START RAW RECORDS

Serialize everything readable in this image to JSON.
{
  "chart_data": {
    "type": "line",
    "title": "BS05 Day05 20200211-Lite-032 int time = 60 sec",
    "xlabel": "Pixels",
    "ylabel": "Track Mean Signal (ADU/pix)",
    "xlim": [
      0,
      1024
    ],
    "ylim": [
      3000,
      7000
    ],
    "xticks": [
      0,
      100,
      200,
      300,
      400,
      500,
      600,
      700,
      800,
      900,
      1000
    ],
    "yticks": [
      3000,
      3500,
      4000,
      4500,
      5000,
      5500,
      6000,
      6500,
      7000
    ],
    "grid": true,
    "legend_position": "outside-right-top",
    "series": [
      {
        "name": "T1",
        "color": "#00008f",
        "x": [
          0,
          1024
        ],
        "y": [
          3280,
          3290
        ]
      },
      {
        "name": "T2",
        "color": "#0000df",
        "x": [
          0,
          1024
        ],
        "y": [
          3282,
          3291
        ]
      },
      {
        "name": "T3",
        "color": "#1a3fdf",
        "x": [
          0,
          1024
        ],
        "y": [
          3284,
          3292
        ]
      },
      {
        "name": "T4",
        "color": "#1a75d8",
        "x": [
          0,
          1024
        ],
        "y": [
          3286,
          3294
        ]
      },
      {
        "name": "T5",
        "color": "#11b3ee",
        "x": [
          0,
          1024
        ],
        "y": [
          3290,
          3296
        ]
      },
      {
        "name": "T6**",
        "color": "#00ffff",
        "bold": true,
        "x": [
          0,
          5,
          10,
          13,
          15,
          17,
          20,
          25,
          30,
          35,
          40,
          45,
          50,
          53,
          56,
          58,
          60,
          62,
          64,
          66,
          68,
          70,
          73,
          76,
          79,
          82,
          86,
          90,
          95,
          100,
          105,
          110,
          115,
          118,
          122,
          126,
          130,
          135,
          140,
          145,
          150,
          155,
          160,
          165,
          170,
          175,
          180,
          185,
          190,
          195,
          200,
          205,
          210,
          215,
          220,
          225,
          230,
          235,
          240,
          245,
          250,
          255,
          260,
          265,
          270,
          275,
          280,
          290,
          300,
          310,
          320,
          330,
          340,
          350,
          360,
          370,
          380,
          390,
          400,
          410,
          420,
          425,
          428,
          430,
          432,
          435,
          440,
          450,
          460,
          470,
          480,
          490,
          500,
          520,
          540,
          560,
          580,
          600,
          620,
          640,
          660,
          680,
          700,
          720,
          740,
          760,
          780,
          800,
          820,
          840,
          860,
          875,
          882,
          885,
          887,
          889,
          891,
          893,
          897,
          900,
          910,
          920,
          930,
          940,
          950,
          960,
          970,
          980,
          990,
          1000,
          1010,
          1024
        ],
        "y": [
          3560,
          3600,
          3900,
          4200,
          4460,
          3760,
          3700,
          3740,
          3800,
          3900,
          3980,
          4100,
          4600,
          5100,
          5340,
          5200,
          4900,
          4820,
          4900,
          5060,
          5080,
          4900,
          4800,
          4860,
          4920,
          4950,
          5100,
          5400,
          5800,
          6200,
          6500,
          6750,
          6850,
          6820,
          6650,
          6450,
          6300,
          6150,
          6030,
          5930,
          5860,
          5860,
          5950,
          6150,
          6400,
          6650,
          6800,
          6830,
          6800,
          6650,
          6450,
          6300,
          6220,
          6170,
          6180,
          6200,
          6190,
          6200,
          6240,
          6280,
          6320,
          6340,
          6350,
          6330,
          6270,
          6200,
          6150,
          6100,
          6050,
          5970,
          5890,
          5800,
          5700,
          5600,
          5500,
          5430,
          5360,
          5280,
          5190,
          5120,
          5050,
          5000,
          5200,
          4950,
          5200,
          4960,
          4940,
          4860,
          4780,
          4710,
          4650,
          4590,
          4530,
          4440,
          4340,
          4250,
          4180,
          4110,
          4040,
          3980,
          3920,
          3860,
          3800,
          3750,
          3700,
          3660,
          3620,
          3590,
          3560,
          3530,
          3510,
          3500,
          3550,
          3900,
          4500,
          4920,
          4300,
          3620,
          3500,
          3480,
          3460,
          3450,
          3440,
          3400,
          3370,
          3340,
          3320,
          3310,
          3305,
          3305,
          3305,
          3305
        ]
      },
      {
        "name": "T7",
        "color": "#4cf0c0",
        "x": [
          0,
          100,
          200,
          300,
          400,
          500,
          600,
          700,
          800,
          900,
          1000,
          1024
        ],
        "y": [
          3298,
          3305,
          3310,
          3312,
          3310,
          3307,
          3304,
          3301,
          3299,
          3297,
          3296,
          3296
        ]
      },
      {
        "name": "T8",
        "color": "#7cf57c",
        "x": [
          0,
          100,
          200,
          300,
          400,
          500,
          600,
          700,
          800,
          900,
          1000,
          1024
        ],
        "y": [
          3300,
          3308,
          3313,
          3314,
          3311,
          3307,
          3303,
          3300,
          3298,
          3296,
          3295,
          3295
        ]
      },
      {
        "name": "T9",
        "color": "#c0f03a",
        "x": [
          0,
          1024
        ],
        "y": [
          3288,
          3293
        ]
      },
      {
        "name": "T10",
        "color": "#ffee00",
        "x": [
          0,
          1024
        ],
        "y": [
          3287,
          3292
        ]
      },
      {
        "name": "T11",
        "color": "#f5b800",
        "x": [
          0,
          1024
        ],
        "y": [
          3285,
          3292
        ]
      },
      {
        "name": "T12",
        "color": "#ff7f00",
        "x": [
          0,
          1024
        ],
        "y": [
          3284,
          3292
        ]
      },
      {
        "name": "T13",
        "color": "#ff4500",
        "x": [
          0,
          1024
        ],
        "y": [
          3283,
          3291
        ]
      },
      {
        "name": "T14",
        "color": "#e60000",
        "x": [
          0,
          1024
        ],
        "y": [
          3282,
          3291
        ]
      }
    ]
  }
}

END RAW RECORDS

# GOAL
Take the entries above and copy them out exactly.

# THE RESPONSE
Serialize everything readable in this image to JSON.
{
  "chart_data": {
    "type": "line",
    "title": "BS05 Day05 20200211-Lite-032 int time = 60 sec",
    "xlabel": "Pixels",
    "ylabel": "Track Mean Signal (ADU/pix)",
    "xlim": [
      0,
      1024
    ],
    "ylim": [
      3000,
      7000
    ],
    "xticks": [
      0,
      100,
      200,
      300,
      400,
      500,
      600,
      700,
      800,
      900,
      1000
    ],
    "yticks": [
      3000,
      3500,
      4000,
      4500,
      5000,
      5500,
      6000,
      6500,
      7000
    ],
    "grid": true,
    "legend_position": "outside-right-top",
    "series": [
      {
        "name": "T1",
        "color": "#00008f",
        "x": [
          0,
          1024
        ],
        "y": [
          3280,
          3290
        ]
      },
      {
        "name": "T2",
        "color": "#0000df",
        "x": [
          0,
          1024
        ],
        "y": [
          3282,
          3291
        ]
      },
      {
        "name": "T3",
        "color": "#1a3fdf",
        "x": [
          0,
          1024
        ],
        "y": [
          3284,
          3292
        ]
      },
      {
        "name": "T4",
        "color": "#1a75d8",
        "x": [
          0,
          1024
        ],
        "y": [
          3286,
          3294
        ]
      },
      {
        "name": "T5",
        "color": "#11b3ee",
        "x": [
          0,
          1024
        ],
        "y": [
          3290,
          3296
        ]
      },
      {
        "name": "T6**",
        "color": "#00ffff",
        "bold": true,
        "x": [
          0,
          5,
          10,
          13,
          15,
          17,
          20,
          25,
          30,
          35,
          40,
          45,
          50,
          53,
          56,
          58,
          60,
          62,
          64,
          66,
          68,
          70,
          73,
          76,
          79,
          82,
          86,
          90,
          95,
          100,
          105,
          110,
          115,
          118,
          122,
          126,
          130,
          135,
          140,
          145,
          150,
          155,
          160,
          165,
          170,
          175,
          180,
          185,
          190,
          195,
          200,
          205,
          210,
          215,
          220,
          225,
          230,
          235,
          240,
          245,
          250,
          255,
          260,
          265,
          270,
          275,
          280,
          290,
          300,
          310,
          320,
          330,
          340,
          350,
          360,
          370,
          380,
          390,
          400,
          410,
          420,
          425,
          428,
          430,
          432,
          435,
          440,
          450,
          460,
          470,
          480,
          490,
          500,
          520,
          540,
          560,
          580,
          600,
          620,
          640,
          660,
          680,
          700,
          720,
          740,
          760,
          780,
          800,
          820,
          840,
          860,
          875,
          882,
          885,
          887,
          889,
          891,
          893,
          897,
          900,
          910,
          920,
          930,
          940,
          950,
          960,
          970,
          980,
          990,
          1000,
          1010,
          1024
        ],
        "y": [
          3560,
          3600,
          3900,
          4200,
          4460,
          3760,
          3700,
          3740,
          3800,
          3900,
          3980,
          4100,
          4600,
          5100,
          5340,
          5200,
          4900,
          4820,
          4900,
          5060,
          5080,
          4900,
          4800,
          4860,
          4920,
          4950,
          5100,
          5400,
          5800,
          6200,
          6500,
          6750,
          6850,
          6820,
          6650,
          6450,
          6300,
          6150,
          6030,
          5930,
          5860,
          5860,
          5950,
          6150,
          6400,
          6650,
          6800,
          6830,
          6800,
          6650,
          6450,
          6300,
          6220,
          6170,
          6180,
          6200,
          6190,
          6200,
          6240,
          6280,
          6320,
          6340,
          6350,
          6330,
          6270,
          6200,
          6150,
          6100,
          6050,
          5970,
          5890,
          5800,
          5700,
          5600,
          5500,
          5430,
          5360,
          5280,
          5190,
          5120,
          5050,
          5000,
          5200,
          4950,
          5200,
          4960,
          4940,
          4860,
          4780,
          4710,
          4650,
          4590,
          4530,
          4440,
          4340,
          4250,
          4180,
          4110,
          4040,
          3980,
          3920,
          3860,
          3800,
          3750,
          3700,
          3660,
          3620,
          3590,
          3560,
          3530,
          3510,
          3500,
          3550,
          3900,
          4500,
          4920,
          4300,
          3620,
          3500,
          3480,
          3460,
          3450,
          3440,
          3400,
          3370,
          3340,
          3320,
          3310,
          3305,
          3305,
          3305,
          3305
        ]
      },
      {
        "name": "T7",
        "color": "#4cf0c0",
        "x": [
          0,
          100,
          200,
          300,
          400,
          500,
          600,
          700,
          800,
          900,
          1000,
          1024
        ],
        "y": [
          3298,
          3305,
          3310,
          3312,
          3310,
          3307,
          3304,
          3301,
          3299,
          3297,
          3296,
          3296
        ]
      },
      {
        "name": "T8",
        "color": "#7cf57c",
        "x": [
          0,
          100,
          200,
          300,
          400,
          500,
          600,
          700,
          800,
          900,
          1000,
          1024
        ],
        "y": [
          3300,
          3308,
          3313,
          3314,
          3311,
          3307,
          3303,
          3300,
          3298,
          3296,
          3295,
          3295
        ]
      },
      {
        "name": "T9",
        "color": "#c0f03a",
        "x": [
          0,
          1024
        ],
        "y": [
          3288,
          3293
        ]
      },
      {
        "name": "T10",
        "color": "#ffee00",
        "x": [
          0,
          1024
        ],
        "y": [
          3287,
          3292
        ]
      },
      {
        "name": "T11",
        "color": "#f5b800",
        "x": [
          0,
          1024
        ],
        "y": [
          3285,
          3292
        ]
      },
      {
        "name": "T12",
        "color": "#ff7f00",
        "x": [
          0,
          1024
        ],
        "y": [
          3284,
          3292
        ]
      },
      {
        "name": "T13",
        "color": "#ff4500",
        "x": [
          0,
          1024
        ],
        "y": [
          3283,
          3291
        ]
      },
      {
        "name": "T14",
        "color": "#e60000",
        "x": [
          0,
          1024
        ],
        "y": [
          3282,
          3291
        ]
      }
    ]
  }
}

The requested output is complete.